◆ Goal of the exercise ◆
Could you reproduce every entry that follows, exactly as shown?

-- Material to process follows --

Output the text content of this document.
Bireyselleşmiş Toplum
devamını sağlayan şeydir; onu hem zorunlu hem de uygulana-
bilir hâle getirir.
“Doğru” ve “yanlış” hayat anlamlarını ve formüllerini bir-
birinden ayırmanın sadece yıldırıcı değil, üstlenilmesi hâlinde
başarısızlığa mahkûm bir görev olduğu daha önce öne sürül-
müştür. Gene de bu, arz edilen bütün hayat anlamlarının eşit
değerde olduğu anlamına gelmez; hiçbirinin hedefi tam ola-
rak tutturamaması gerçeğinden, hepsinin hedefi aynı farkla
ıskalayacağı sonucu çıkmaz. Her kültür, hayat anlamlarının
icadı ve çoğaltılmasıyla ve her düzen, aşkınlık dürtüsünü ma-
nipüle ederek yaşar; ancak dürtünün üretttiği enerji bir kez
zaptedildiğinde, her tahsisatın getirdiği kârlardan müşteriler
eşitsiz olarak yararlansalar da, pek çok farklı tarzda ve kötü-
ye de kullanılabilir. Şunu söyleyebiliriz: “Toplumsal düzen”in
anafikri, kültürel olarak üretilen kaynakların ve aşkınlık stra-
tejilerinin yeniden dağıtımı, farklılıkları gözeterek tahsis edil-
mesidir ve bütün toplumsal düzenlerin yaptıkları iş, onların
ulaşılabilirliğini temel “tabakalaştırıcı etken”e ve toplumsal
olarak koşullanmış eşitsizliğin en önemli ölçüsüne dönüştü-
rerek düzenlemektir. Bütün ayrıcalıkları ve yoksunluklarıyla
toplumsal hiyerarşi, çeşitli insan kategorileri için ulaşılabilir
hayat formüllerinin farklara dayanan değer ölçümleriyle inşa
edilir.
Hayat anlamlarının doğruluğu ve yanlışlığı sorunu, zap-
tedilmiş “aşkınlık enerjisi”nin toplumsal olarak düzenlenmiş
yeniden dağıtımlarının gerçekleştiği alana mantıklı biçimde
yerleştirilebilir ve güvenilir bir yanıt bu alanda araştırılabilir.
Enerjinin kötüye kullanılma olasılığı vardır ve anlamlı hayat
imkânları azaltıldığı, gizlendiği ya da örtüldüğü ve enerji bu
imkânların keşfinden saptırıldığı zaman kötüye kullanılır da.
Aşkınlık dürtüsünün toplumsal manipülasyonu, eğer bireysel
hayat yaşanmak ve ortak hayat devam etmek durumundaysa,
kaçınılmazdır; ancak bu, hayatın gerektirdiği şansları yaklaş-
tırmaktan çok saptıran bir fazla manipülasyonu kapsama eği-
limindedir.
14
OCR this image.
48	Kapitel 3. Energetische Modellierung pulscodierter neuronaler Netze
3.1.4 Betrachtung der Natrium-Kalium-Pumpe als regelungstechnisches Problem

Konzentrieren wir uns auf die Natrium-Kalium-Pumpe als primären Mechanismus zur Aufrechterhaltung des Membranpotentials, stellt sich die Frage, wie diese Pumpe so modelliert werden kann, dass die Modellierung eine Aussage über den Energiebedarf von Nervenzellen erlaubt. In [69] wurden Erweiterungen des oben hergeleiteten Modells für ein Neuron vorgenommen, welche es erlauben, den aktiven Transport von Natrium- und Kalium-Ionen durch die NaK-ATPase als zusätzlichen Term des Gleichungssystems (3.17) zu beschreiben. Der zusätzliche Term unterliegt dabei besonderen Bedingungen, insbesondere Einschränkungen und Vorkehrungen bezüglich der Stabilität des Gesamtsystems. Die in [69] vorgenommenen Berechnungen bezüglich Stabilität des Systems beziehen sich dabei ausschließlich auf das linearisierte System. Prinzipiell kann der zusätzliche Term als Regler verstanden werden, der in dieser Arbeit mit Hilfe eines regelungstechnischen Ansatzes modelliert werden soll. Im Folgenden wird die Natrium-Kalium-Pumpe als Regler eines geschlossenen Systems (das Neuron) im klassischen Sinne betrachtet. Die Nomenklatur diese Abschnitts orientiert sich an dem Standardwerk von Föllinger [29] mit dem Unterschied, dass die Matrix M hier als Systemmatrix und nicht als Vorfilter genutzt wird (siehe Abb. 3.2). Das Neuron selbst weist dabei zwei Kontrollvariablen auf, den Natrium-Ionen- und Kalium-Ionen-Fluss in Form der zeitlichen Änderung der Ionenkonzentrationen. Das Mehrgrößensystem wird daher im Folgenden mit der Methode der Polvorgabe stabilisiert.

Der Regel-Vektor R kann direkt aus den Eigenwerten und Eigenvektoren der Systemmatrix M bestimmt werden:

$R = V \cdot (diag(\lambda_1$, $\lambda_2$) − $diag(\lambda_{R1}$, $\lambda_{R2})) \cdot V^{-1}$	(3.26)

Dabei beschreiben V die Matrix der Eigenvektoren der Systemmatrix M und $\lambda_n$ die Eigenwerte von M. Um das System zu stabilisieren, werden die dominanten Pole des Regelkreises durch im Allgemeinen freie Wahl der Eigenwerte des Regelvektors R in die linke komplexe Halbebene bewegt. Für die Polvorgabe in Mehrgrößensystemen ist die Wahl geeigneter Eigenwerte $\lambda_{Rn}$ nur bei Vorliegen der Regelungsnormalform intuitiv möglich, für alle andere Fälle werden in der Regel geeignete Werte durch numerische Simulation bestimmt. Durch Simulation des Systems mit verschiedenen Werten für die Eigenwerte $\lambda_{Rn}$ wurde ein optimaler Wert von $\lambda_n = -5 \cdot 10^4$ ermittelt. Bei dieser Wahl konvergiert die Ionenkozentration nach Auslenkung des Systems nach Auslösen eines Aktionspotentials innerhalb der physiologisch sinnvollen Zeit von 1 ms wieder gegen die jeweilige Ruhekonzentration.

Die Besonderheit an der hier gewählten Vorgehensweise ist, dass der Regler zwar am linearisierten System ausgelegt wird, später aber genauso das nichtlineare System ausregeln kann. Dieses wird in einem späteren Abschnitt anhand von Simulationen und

-- Material to process concluded --

◆ Response for this exercise ◆
Output the text content of this document.
Bireyselleşmiş Toplum
devamını sağlayan şeydir; onu hem zorunlu hem de uygulana-
bilir hâle getirir.
“Doğru” ve “yanlış” hayat anlamlarını ve formüllerini bir-
birinden ayırmanın sadece yıldırıcı değil, üstlenilmesi hâlinde
başarısızlığa mahkûm bir görev olduğu daha önce öne sürül-
müştür. Gene de bu, arz edilen bütün hayat anlamlarının eşit
değerde olduğu anlamına gelmez; hiçbirinin hedefi tam ola-
rak tutturamaması gerçeğinden, hepsinin hedefi aynı farkla
ıskalayacağı sonucu çıkmaz. Her kültür, hayat anlamlarının
icadı ve çoğaltılmasıyla ve her düzen, aşkınlık dürtüsünü ma-
nipüle ederek yaşar; ancak dürtünün üretttiği enerji bir kez
zaptedildiğinde, her tahsisatın getirdiği kârlardan müşteriler
eşitsiz olarak yararlansalar da, pek çok farklı tarzda ve kötü-
ye de kullanılabilir. Şunu söyleyebiliriz: “Toplumsal düzen”in
anafikri, kültürel olarak üretilen kaynakların ve aşkınlık stra-
tejilerinin yeniden dağıtımı, farklılıkları gözeterek tahsis edil-
mesidir ve bütün toplumsal düzenlerin yaptıkları iş, onların
ulaşılabilirliğini temel “tabakalaştırıcı etken”e ve toplumsal
olarak koşullanmış eşitsizliğin en önemli ölçüsüne dönüştü-
rerek düzenlemektir. Bütün ayrıcalıkları ve yoksunluklarıyla
toplumsal hiyerarşi, çeşitli insan kategorileri için ulaşılabilir
hayat formüllerinin farklara dayanan değer ölçümleriyle inşa
edilir.
Hayat anlamlarının doğruluğu ve yanlışlığı sorunu, zap-
tedilmiş “aşkınlık enerjisi”nin toplumsal olarak düzenlenmiş
yeniden dağıtımlarının gerçekleştiği alana mantıklı biçimde
yerleştirilebilir ve güvenilir bir yanıt bu alanda araştırılabilir.
Enerjinin kötüye kullanılma olasılığı vardır ve anlamlı hayat
imkânları azaltıldığı, gizlendiği ya da örtüldüğü ve enerji bu
imkânların keşfinden saptırıldığı zaman kötüye kullanılır da.
Aşkınlık dürtüsünün toplumsal manipülasyonu, eğer bireysel
hayat yaşanmak ve ortak hayat devam etmek durumundaysa,
kaçınılmazdır; ancak bu, hayatın gerektirdiği şansları yaklaş-
tırmaktan çok saptıran bir fazla manipülasyonu kapsama eği-
limindedir.
14
OCR this image.
48	Kapitel 3. Energetische Modellierung pulscodierter neuronaler Netze
3.1.4 Betrachtung der Natrium-Kalium-Pumpe als regelungstechnisches Problem

Konzentrieren wir uns auf die Natrium-Kalium-Pumpe als primären Mechanismus zur Aufrechterhaltung des Membranpotentials, stellt sich die Frage, wie diese Pumpe so modelliert werden kann, dass die Modellierung eine Aussage über den Energiebedarf von Nervenzellen erlaubt. In [69] wurden Erweiterungen des oben hergeleiteten Modells für ein Neuron vorgenommen, welche es erlauben, den aktiven Transport von Natrium- und Kalium-Ionen durch die NaK-ATPase als zusätzlichen Term des Gleichungssystems (3.17) zu beschreiben. Der zusätzliche Term unterliegt dabei besonderen Bedingungen, insbesondere Einschränkungen und Vorkehrungen bezüglich der Stabilität des Gesamtsystems. Die in [69] vorgenommenen Berechnungen bezüglich Stabilität des Systems beziehen sich dabei ausschließlich auf das linearisierte System. Prinzipiell kann der zusätzliche Term als Regler verstanden werden, der in dieser Arbeit mit Hilfe eines regelungstechnischen Ansatzes modelliert werden soll. Im Folgenden wird die Natrium-Kalium-Pumpe als Regler eines geschlossenen Systems (das Neuron) im klassischen Sinne betrachtet. Die Nomenklatur diese Abschnitts orientiert sich an dem Standardwerk von Föllinger [29] mit dem Unterschied, dass die Matrix M hier als Systemmatrix und nicht als Vorfilter genutzt wird (siehe Abb. 3.2). Das Neuron selbst weist dabei zwei Kontrollvariablen auf, den Natrium-Ionen- und Kalium-Ionen-Fluss in Form der zeitlichen Änderung der Ionenkonzentrationen. Das Mehrgrößensystem wird daher im Folgenden mit der Methode der Polvorgabe stabilisiert.

Der Regel-Vektor R kann direkt aus den Eigenwerten und Eigenvektoren der Systemmatrix M bestimmt werden:

$R = V \cdot (diag(\lambda_1$, $\lambda_2$) − $diag(\lambda_{R1}$, $\lambda_{R2})) \cdot V^{-1}$	(3.26)

Dabei beschreiben V die Matrix der Eigenvektoren der Systemmatrix M und $\lambda_n$ die Eigenwerte von M. Um das System zu stabilisieren, werden die dominanten Pole des Regelkreises durch im Allgemeinen freie Wahl der Eigenwerte des Regelvektors R in die linke komplexe Halbebene bewegt. Für die Polvorgabe in Mehrgrößensystemen ist die Wahl geeigneter Eigenwerte $\lambda_{Rn}$ nur bei Vorliegen der Regelungsnormalform intuitiv möglich, für alle andere Fälle werden in der Regel geeignete Werte durch numerische Simulation bestimmt. Durch Simulation des Systems mit verschiedenen Werten für die Eigenwerte $\lambda_{Rn}$ wurde ein optimaler Wert von $\lambda_n = -5 \cdot 10^4$ ermittelt. Bei dieser Wahl konvergiert die Ionenkozentration nach Auslenkung des Systems nach Auslösen eines Aktionspotentials innerhalb der physiologisch sinnvollen Zeit von 1 ms wieder gegen die jeweilige Ruhekonzentration.

Die Besonderheit an der hier gewählten Vorgehensweise ist, dass der Regler zwar am linearisierten System ausgelegt wird, später aber genauso das nichtlineare System ausregeln kann. Dieses wird in einem späteren Abschnitt anhand von Simulationen und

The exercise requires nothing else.